Task instructions:
Lines containing the word "your" need to be counted. Please reply with how many there are, and nothing else.

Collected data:

= = = = =

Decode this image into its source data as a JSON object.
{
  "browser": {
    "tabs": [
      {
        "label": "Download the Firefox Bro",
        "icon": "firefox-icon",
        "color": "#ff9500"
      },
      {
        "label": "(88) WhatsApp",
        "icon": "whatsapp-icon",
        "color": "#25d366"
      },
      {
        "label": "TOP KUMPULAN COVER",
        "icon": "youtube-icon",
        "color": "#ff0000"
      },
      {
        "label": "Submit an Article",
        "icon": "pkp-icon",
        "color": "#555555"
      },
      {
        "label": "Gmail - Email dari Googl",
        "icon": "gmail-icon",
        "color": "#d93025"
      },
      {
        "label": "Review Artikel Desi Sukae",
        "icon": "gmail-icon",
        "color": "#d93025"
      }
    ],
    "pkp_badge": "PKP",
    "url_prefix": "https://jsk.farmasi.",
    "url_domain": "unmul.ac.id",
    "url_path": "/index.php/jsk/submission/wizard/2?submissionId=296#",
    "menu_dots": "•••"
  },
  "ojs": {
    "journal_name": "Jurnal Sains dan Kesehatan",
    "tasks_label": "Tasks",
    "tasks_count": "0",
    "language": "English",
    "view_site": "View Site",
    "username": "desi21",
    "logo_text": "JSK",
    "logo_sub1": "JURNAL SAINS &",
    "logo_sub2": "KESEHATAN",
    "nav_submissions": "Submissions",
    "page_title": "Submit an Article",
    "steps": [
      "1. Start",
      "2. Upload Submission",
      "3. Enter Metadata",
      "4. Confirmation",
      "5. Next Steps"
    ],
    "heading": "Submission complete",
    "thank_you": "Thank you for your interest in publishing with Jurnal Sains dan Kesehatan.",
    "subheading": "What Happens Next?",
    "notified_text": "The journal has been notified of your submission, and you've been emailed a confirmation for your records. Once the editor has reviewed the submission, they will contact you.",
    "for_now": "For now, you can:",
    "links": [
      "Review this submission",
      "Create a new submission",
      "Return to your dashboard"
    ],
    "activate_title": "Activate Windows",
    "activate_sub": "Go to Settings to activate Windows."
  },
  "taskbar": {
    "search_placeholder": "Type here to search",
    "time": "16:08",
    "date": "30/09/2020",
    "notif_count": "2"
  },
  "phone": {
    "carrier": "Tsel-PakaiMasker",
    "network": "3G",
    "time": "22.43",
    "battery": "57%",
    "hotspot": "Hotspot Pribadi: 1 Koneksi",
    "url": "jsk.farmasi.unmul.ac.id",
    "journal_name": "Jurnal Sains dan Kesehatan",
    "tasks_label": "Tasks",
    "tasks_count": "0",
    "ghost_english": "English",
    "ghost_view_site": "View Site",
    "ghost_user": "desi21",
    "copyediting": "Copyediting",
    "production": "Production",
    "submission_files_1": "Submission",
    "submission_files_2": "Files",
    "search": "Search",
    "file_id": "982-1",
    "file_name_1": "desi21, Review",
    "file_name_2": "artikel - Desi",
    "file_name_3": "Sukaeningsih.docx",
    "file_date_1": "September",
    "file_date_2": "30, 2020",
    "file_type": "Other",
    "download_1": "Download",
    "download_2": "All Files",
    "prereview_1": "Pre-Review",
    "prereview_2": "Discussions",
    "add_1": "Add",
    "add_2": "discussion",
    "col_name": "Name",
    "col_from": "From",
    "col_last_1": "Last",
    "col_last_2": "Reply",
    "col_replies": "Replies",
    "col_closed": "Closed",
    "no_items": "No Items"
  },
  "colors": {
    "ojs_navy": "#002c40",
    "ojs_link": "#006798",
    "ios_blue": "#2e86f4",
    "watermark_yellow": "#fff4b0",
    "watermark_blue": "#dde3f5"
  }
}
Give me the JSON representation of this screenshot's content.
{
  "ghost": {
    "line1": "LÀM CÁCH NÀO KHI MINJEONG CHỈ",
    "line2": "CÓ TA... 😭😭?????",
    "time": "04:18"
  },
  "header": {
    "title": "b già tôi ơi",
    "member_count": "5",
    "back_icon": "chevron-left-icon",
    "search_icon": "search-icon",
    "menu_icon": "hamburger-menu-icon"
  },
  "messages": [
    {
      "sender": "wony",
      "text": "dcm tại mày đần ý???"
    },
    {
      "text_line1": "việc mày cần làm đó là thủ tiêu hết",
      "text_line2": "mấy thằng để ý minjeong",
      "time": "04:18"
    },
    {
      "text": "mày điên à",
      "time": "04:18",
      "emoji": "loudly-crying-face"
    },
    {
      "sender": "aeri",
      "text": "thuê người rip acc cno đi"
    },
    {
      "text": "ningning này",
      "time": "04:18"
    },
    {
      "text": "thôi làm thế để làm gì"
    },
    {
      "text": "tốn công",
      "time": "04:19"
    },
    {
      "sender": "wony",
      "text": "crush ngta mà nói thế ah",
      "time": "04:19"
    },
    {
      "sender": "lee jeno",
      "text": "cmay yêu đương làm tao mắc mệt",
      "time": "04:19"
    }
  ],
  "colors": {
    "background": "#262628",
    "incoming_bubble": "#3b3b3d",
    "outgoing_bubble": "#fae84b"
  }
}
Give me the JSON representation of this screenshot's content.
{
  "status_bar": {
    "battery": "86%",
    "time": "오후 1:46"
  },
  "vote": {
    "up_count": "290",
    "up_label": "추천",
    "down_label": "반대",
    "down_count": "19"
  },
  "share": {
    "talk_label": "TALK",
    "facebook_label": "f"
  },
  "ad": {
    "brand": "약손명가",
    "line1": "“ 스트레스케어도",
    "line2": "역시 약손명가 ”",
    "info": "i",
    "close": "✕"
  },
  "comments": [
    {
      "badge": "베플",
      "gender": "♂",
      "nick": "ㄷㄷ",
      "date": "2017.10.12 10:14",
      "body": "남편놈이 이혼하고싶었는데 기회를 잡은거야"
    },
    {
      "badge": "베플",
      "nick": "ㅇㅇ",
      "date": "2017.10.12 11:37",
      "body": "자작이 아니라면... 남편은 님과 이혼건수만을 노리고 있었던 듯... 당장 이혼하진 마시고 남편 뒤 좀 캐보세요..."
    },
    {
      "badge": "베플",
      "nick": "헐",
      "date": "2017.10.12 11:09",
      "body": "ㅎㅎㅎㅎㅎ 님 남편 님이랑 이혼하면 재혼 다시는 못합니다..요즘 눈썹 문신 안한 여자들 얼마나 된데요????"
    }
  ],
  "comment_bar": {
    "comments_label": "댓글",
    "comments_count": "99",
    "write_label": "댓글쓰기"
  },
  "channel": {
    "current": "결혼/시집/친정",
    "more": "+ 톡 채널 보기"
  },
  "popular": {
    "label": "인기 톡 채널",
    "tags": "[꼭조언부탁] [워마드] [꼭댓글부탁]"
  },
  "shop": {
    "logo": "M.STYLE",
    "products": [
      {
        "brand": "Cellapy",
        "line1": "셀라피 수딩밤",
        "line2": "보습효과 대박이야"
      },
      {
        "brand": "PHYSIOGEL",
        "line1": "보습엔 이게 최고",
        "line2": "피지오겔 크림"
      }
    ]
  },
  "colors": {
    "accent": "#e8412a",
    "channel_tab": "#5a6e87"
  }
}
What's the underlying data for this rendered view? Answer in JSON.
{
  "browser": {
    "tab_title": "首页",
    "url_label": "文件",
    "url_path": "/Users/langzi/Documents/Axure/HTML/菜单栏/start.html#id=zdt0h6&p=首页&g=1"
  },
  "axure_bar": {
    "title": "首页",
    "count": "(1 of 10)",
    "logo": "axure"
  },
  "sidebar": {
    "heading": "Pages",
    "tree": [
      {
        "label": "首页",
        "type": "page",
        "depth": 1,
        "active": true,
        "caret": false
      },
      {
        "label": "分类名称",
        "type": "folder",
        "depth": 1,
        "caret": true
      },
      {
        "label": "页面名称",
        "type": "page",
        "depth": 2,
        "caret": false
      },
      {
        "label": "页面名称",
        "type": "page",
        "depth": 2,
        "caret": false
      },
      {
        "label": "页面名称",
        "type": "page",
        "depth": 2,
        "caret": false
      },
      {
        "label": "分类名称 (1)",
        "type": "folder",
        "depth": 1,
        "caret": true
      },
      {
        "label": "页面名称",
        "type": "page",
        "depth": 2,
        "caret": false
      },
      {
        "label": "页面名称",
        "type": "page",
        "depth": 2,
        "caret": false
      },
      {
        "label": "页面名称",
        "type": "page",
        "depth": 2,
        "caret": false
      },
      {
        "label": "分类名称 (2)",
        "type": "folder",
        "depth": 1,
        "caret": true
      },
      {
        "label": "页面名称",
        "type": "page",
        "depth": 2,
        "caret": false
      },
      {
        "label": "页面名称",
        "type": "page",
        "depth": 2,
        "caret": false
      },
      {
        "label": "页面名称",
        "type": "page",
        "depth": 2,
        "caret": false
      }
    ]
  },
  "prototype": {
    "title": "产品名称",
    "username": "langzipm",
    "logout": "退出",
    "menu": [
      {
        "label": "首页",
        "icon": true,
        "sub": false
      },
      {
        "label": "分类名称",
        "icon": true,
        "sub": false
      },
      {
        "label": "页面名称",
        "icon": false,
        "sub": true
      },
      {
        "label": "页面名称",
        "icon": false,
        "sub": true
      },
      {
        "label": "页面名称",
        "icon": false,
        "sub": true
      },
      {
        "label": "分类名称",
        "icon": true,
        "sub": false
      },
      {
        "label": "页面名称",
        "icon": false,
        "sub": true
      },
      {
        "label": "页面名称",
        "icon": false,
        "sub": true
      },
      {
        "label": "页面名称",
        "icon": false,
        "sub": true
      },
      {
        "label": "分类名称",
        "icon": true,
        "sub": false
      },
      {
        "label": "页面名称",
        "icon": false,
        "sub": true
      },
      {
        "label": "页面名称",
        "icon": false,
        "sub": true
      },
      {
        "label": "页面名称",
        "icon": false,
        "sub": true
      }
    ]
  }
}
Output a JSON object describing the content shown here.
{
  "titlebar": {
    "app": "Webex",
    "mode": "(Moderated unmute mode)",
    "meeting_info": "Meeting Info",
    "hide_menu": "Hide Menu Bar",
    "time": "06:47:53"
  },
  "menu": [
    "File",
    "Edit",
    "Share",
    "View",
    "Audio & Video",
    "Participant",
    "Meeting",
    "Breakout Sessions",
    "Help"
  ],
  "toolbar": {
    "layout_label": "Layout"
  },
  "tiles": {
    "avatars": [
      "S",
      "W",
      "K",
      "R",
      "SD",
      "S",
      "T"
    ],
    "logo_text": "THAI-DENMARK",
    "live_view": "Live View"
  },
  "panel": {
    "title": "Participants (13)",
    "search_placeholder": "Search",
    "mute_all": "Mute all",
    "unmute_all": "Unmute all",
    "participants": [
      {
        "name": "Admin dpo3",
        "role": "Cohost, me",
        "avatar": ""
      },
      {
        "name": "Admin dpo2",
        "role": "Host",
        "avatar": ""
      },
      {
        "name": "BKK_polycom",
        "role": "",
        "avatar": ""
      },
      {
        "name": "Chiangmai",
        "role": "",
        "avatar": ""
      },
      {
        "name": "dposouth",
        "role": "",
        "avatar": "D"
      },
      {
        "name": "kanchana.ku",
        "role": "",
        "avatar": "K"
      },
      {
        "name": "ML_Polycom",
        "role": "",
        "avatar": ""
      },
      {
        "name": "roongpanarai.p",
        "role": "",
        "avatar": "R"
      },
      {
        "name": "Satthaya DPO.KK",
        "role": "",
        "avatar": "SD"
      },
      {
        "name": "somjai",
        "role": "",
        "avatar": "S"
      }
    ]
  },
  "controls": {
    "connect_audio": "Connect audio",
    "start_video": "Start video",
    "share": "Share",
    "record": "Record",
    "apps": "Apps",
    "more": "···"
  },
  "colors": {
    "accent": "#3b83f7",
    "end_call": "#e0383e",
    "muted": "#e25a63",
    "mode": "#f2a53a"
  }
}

= = = = =

Output of the task:
3